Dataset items
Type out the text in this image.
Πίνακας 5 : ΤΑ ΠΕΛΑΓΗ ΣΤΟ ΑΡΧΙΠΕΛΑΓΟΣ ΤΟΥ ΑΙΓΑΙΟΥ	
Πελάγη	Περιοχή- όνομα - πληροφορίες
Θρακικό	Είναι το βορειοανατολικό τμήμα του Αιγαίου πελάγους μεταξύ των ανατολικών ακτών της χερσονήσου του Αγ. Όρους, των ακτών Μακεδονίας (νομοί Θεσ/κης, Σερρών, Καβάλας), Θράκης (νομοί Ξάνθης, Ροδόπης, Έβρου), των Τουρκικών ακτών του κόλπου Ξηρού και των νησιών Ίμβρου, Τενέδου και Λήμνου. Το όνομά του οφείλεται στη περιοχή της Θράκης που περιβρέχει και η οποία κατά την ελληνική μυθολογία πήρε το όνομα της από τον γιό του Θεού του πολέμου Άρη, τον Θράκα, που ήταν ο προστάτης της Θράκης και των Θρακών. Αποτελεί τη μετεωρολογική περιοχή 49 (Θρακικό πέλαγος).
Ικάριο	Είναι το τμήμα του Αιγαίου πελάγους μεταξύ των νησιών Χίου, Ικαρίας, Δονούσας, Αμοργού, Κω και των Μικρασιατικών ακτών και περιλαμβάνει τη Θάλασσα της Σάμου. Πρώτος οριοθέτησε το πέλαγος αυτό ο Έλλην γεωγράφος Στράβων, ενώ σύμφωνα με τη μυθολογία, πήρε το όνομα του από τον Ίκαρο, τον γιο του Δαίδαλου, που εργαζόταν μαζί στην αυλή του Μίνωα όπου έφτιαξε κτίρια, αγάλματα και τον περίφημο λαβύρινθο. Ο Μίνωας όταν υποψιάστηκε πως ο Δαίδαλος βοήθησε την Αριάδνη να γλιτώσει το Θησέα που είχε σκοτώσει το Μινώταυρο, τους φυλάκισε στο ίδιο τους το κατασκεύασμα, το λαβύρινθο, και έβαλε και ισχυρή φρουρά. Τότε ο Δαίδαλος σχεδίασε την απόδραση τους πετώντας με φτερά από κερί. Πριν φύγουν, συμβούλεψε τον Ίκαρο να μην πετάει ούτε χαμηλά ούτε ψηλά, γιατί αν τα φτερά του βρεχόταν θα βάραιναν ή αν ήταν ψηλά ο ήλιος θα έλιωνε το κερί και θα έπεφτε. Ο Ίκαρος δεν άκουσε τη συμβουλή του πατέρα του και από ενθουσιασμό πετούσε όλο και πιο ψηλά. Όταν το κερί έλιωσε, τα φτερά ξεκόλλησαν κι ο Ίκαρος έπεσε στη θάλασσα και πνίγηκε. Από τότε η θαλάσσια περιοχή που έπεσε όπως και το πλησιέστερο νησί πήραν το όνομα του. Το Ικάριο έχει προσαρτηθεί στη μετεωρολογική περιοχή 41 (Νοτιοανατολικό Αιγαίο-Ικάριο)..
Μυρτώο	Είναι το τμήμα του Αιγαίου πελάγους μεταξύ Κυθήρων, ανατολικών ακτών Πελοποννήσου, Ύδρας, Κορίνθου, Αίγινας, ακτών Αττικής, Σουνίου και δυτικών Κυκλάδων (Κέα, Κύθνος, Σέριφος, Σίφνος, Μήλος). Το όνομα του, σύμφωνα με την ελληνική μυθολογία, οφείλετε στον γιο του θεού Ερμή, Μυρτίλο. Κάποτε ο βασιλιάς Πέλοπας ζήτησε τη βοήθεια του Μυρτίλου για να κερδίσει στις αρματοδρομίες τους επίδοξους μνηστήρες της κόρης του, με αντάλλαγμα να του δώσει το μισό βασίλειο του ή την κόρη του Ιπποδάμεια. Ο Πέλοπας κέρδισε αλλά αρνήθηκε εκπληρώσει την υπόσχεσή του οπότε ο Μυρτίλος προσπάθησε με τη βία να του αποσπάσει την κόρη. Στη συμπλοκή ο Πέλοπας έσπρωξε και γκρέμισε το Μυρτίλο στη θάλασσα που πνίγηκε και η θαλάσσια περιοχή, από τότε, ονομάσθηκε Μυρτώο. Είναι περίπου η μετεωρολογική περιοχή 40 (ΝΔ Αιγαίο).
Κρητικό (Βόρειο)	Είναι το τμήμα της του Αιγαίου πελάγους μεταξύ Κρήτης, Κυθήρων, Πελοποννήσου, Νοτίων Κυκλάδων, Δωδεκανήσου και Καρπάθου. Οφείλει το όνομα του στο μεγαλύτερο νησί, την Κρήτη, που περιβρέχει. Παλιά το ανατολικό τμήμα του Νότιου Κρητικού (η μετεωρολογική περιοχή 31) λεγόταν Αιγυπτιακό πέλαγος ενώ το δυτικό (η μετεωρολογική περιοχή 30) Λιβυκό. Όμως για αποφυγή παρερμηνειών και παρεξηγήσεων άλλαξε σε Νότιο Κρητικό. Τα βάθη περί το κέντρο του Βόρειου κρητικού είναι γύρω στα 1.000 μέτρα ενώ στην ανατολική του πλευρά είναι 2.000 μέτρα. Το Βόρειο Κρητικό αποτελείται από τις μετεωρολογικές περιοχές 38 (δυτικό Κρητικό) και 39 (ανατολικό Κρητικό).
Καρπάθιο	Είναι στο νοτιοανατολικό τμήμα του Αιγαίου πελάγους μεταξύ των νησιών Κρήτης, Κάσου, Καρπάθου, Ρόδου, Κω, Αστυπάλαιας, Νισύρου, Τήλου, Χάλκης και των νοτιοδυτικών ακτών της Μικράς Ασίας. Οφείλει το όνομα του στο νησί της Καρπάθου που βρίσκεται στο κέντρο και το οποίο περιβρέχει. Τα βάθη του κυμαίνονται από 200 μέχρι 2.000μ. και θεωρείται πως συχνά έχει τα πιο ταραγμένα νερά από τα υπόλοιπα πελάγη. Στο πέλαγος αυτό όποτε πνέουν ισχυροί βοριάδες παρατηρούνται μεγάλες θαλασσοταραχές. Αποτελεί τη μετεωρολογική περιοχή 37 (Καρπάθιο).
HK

**Task to carry out**
Reproduce the data, keeping every line exactly the same.

**The solution**
Type out the text in this image.
Πίνακας 5 : ΤΑ ΠΕΛΑΓΗ ΣΤΟ ΑΡΧΙΠΕΛΑΓΟΣ ΤΟΥ ΑΙΓΑΙΟΥ	
Πελάγη	Περιοχή- όνομα - πληροφορίες
Θρακικό	Είναι το βορειοανατολικό τμήμα του Αιγαίου πελάγους μεταξύ των ανατολικών ακτών της χερσονήσου του Αγ. Όρους, των ακτών Μακεδονίας (νομοί Θεσ/κης, Σερρών, Καβάλας), Θράκης (νομοί Ξάνθης, Ροδόπης, Έβρου), των Τουρκικών ακτών του κόλπου Ξηρού και των νησιών Ίμβρου, Τενέδου και Λήμνου. Το όνομά του οφείλεται στη περιοχή της Θράκης που περιβρέχει και η οποία κατά την ελληνική μυθολογία πήρε το όνομα της από τον γιό του Θεού του πολέμου Άρη, τον Θράκα, που ήταν ο προστάτης της Θράκης και των Θρακών. Αποτελεί τη μετεωρολογική περιοχή 49 (Θρακικό πέλαγος).
Ικάριο	Είναι το τμήμα του Αιγαίου πελάγους μεταξύ των νησιών Χίου, Ικαρίας, Δονούσας, Αμοργού, Κω και των Μικρασιατικών ακτών και περιλαμβάνει τη Θάλασσα της Σάμου. Πρώτος οριοθέτησε το πέλαγος αυτό ο Έλλην γεωγράφος Στράβων, ενώ σύμφωνα με τη μυθολογία, πήρε το όνομα του από τον Ίκαρο, τον γιο του Δαίδαλου, που εργαζόταν μαζί στην αυλή του Μίνωα όπου έφτιαξε κτίρια, αγάλματα και τον περίφημο λαβύρινθο. Ο Μίνωας όταν υποψιάστηκε πως ο Δαίδαλος βοήθησε την Αριάδνη να γλιτώσει το Θησέα που είχε σκοτώσει το Μινώταυρο, τους φυλάκισε στο ίδιο τους το κατασκεύασμα, το λαβύρινθο, και έβαλε και ισχυρή φρουρά. Τότε ο Δαίδαλος σχεδίασε την απόδραση τους πετώντας με φτερά από κερί. Πριν φύγουν, συμβούλεψε τον Ίκαρο να μην πετάει ούτε χαμηλά ούτε ψηλά, γιατί αν τα φτερά του βρεχόταν θα βάραιναν ή αν ήταν ψηλά ο ήλιος θα έλιωνε το κερί και θα έπεφτε. Ο Ίκαρος δεν άκουσε τη συμβουλή του πατέρα του και από ενθουσιασμό πετούσε όλο και πιο ψηλά. Όταν το κερί έλιωσε, τα φτερά ξεκόλλησαν κι ο Ίκαρος έπεσε στη θάλασσα και πνίγηκε. Από τότε η θαλάσσια περιοχή που έπεσε όπως και το πλησιέστερο νησί πήραν το όνομα του. Το Ικάριο έχει προσαρτηθεί στη μετεωρολογική περιοχή 41 (Νοτιοανατολικό Αιγαίο-Ικάριο)..
Μυρτώο	Είναι το τμήμα του Αιγαίου πελάγους μεταξύ Κυθήρων, ανατολικών ακτών Πελοποννήσου, Ύδρας, Κορίνθου, Αίγινας, ακτών Αττικής, Σουνίου και δυτικών Κυκλάδων (Κέα, Κύθνος, Σέριφος, Σίφνος, Μήλος). Το όνομα του, σύμφωνα με την ελληνική μυθολογία, οφείλετε στον γιο του θεού Ερμή, Μυρτίλο. Κάποτε ο βασιλιάς Πέλοπας ζήτησε τη βοήθεια του Μυρτίλου για να κερδίσει στις αρματοδρομίες τους επίδοξους μνηστήρες της κόρης του, με αντάλλαγμα να του δώσει το μισό βασίλειο του ή την κόρη του Ιπποδάμεια. Ο Πέλοπας κέρδισε αλλά αρνήθηκε εκπληρώσει την υπόσχεσή του οπότε ο Μυρτίλος προσπάθησε με τη βία να του αποσπάσει την κόρη. Στη συμπλοκή ο Πέλοπας έσπρωξε και γκρέμισε το Μυρτίλο στη θάλασσα που πνίγηκε και η θαλάσσια περιοχή, από τότε, ονομάσθηκε Μυρτώο. Είναι περίπου η μετεωρολογική περιοχή 40 (ΝΔ Αιγαίο).
Κρητικό (Βόρειο)	Είναι το τμήμα της του Αιγαίου πελάγους μεταξύ Κρήτης, Κυθήρων, Πελοποννήσου, Νοτίων Κυκλάδων, Δωδεκανήσου και Καρπάθου. Οφείλει το όνομα του στο μεγαλύτερο νησί, την Κρήτη, που περιβρέχει. Παλιά το ανατολικό τμήμα του Νότιου Κρητικού (η μετεωρολογική περιοχή 31) λεγόταν Αιγυπτιακό πέλαγος ενώ το δυτικό (η μετεωρολογική περιοχή 30) Λιβυκό. Όμως για αποφυγή παρερμηνειών και παρεξηγήσεων άλλαξε σε Νότιο Κρητικό. Τα βάθη περί το κέντρο του Βόρειου κρητικού είναι γύρω στα 1.000 μέτρα ενώ στην ανατολική του πλευρά είναι 2.000 μέτρα. Το Βόρειο Κρητικό αποτελείται από τις μετεωρολογικές περιοχές 38 (δυτικό Κρητικό) και 39 (ανατολικό Κρητικό).
Καρπάθιο	Είναι στο νοτιοανατολικό τμήμα του Αιγαίου πελάγους μεταξύ των νησιών Κρήτης, Κάσου, Καρπάθου, Ρόδου, Κω, Αστυπάλαιας, Νισύρου, Τήλου, Χάλκης και των νοτιοδυτικών ακτών της Μικράς Ασίας. Οφείλει το όνομα του στο νησί της Καρπάθου που βρίσκεται στο κέντρο και το οποίο περιβρέχει. Τα βάθη του κυμαίνονται από 200 μέχρι 2.000μ. και θεωρείται πως συχνά έχει τα πιο ταραγμένα νερά από τα υπόλοιπα πελάγη. Στο πέλαγος αυτό όποτε πνέουν ισχυροί βοριάδες παρατηρούνται μεγάλες θαλασσοταραχές. Αποτελεί τη μετεωρολογική περιοχή 37 (Καρπάθιο).
HK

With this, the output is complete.